## Dataset excerpts
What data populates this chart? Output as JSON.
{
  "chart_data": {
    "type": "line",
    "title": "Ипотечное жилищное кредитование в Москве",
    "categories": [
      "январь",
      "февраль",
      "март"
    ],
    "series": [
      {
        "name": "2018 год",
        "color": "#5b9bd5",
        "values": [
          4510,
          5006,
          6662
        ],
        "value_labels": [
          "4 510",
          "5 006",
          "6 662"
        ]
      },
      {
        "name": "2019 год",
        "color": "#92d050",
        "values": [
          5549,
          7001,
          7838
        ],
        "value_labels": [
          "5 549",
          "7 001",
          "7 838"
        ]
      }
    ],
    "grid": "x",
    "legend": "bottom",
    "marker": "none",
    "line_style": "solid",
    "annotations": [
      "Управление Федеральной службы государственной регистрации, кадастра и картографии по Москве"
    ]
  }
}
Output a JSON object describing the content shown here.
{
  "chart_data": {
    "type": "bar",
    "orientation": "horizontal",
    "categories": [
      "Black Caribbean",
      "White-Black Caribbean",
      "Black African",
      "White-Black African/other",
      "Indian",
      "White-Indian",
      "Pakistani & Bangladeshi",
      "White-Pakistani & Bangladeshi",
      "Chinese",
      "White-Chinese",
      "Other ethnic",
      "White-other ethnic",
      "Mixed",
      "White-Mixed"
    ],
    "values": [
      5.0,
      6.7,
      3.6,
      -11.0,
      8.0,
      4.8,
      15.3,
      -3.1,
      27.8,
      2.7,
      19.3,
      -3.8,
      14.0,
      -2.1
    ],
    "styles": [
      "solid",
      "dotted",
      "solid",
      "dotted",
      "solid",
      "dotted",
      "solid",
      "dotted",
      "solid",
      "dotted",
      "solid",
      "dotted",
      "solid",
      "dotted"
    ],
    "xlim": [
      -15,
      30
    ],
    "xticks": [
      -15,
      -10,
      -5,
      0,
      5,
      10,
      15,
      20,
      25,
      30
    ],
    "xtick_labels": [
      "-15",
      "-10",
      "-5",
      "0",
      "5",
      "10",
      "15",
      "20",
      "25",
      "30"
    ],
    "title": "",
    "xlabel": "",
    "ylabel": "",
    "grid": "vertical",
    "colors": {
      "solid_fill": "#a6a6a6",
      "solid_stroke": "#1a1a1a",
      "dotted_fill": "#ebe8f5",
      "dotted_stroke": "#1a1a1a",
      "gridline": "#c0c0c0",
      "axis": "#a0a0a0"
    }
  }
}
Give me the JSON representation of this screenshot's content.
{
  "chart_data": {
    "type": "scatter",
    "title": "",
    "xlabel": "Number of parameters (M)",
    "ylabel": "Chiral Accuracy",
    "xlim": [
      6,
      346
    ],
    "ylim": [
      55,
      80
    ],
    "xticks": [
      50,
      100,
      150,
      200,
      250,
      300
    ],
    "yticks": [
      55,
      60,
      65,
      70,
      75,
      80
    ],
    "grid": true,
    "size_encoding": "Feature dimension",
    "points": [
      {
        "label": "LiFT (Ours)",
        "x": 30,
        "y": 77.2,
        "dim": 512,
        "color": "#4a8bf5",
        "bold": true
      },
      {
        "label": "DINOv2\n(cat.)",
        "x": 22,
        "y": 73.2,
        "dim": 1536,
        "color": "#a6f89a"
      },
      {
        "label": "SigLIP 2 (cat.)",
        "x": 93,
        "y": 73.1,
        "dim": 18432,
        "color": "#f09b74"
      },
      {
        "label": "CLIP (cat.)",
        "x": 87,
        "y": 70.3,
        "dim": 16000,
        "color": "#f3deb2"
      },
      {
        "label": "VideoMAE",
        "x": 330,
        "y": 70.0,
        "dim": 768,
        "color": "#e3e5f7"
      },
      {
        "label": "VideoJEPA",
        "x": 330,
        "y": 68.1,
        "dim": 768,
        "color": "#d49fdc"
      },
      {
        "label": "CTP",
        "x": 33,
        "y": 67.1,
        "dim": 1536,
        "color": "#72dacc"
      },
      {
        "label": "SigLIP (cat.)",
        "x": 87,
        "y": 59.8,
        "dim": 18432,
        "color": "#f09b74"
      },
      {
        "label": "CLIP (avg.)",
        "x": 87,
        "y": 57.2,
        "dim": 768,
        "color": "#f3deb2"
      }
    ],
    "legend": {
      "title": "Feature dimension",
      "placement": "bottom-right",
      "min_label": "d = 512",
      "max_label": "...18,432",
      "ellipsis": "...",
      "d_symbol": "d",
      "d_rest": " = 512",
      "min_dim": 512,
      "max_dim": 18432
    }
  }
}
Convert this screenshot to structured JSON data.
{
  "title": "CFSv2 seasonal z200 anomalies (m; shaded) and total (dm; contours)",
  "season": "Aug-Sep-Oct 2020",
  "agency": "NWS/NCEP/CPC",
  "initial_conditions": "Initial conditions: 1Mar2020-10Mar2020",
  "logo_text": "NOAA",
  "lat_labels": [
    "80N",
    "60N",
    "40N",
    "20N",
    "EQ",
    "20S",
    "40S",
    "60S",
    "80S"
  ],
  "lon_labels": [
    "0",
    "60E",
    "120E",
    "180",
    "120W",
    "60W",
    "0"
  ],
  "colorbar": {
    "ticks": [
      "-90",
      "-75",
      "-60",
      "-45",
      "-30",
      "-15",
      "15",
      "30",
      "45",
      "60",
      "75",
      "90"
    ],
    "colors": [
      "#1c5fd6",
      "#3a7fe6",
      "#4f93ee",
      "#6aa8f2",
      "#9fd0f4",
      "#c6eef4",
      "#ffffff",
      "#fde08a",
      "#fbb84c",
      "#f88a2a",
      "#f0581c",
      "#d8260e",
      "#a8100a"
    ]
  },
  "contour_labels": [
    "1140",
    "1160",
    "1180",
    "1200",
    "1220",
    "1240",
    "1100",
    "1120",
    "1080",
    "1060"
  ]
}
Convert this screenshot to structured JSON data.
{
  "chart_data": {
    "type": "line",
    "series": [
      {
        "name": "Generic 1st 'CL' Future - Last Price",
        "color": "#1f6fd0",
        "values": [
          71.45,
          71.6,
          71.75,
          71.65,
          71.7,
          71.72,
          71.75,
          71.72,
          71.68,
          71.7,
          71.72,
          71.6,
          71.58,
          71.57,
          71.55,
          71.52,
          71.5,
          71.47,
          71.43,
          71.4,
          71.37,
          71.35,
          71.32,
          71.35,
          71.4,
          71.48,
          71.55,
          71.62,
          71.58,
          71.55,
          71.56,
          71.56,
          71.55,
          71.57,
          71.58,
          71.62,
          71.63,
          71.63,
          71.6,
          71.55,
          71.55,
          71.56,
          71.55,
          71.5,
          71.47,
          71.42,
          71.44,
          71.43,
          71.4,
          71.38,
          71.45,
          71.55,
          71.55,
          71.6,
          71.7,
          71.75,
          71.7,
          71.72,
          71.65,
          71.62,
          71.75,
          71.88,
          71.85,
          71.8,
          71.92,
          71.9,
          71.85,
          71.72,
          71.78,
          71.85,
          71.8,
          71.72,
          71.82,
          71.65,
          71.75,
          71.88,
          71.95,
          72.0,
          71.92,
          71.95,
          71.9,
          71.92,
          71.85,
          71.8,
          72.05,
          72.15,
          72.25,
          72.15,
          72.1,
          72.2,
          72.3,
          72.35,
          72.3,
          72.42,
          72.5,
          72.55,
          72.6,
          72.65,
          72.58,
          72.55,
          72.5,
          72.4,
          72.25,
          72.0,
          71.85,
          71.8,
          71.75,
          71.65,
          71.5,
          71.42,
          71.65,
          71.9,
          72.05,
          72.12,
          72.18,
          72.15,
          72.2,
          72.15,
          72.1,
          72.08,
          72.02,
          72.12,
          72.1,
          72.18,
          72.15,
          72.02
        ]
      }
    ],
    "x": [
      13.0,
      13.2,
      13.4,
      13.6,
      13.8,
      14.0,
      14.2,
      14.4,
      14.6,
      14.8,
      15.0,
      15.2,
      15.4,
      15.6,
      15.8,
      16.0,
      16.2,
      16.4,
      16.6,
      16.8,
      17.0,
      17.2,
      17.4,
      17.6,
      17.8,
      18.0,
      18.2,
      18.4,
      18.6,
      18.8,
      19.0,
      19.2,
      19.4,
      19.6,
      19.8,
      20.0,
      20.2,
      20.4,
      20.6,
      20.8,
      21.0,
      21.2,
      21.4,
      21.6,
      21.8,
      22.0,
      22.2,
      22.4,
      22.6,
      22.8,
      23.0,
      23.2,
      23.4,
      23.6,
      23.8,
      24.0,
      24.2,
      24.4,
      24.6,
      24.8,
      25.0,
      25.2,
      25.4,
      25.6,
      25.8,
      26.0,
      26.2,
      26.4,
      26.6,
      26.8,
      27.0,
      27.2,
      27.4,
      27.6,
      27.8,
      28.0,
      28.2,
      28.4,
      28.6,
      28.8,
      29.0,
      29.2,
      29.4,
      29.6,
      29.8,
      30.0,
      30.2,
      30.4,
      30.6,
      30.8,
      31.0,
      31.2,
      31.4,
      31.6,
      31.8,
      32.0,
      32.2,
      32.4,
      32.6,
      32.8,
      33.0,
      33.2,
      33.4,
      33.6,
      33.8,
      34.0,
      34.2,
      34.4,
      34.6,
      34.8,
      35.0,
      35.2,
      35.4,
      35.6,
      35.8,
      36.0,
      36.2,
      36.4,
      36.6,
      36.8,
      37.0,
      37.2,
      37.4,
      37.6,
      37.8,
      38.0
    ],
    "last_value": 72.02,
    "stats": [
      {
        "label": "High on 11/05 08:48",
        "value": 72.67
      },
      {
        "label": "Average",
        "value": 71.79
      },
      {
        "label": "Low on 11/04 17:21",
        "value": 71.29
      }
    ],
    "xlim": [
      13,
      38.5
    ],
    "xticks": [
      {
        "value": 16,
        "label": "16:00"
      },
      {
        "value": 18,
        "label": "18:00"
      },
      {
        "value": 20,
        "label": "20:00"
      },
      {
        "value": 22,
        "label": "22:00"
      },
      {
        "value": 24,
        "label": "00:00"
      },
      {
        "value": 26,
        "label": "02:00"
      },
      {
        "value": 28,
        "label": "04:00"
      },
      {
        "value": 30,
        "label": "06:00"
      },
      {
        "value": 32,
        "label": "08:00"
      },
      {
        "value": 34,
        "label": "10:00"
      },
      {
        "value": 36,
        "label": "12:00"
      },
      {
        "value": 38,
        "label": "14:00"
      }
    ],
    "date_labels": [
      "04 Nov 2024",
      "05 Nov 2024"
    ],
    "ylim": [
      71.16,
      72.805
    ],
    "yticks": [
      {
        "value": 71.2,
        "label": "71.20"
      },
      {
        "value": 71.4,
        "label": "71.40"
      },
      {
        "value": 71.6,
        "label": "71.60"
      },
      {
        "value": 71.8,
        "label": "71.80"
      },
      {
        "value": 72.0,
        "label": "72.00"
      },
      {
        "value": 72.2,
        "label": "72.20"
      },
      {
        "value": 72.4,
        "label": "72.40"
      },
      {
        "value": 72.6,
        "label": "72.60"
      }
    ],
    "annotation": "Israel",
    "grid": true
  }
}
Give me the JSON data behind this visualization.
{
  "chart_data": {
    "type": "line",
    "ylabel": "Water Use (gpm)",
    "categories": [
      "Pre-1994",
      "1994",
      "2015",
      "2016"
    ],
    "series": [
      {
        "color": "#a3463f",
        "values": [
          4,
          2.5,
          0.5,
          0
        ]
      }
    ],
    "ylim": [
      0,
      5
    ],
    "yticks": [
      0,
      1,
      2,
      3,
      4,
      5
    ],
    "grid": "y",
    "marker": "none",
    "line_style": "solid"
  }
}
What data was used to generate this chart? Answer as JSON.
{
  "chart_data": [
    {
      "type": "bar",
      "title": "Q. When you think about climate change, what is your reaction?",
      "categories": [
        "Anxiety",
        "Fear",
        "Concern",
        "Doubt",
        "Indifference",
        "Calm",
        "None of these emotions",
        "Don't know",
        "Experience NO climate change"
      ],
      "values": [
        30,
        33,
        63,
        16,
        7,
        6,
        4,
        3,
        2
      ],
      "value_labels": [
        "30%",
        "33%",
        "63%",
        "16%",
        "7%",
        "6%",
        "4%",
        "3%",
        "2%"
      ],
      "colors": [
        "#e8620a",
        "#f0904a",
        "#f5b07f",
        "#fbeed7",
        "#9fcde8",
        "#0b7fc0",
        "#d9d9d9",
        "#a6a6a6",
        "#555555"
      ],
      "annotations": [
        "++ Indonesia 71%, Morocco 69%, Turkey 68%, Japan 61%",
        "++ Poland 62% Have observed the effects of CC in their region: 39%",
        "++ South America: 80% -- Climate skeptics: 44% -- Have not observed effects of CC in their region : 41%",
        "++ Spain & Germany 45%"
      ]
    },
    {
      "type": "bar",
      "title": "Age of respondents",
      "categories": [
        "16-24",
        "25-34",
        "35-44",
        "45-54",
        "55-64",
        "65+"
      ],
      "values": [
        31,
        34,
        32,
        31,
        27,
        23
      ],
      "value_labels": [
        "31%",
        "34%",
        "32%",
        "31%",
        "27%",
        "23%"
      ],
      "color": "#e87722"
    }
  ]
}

## Challenge
Among the entries above, identify all lines with "Москве" and copy them.

## Exercise response
    "title": "Ипотечное жилищное кредитование в Москве",
      "Управление Федеральной службы государственной регистрации, кадастра и картографии по Москве"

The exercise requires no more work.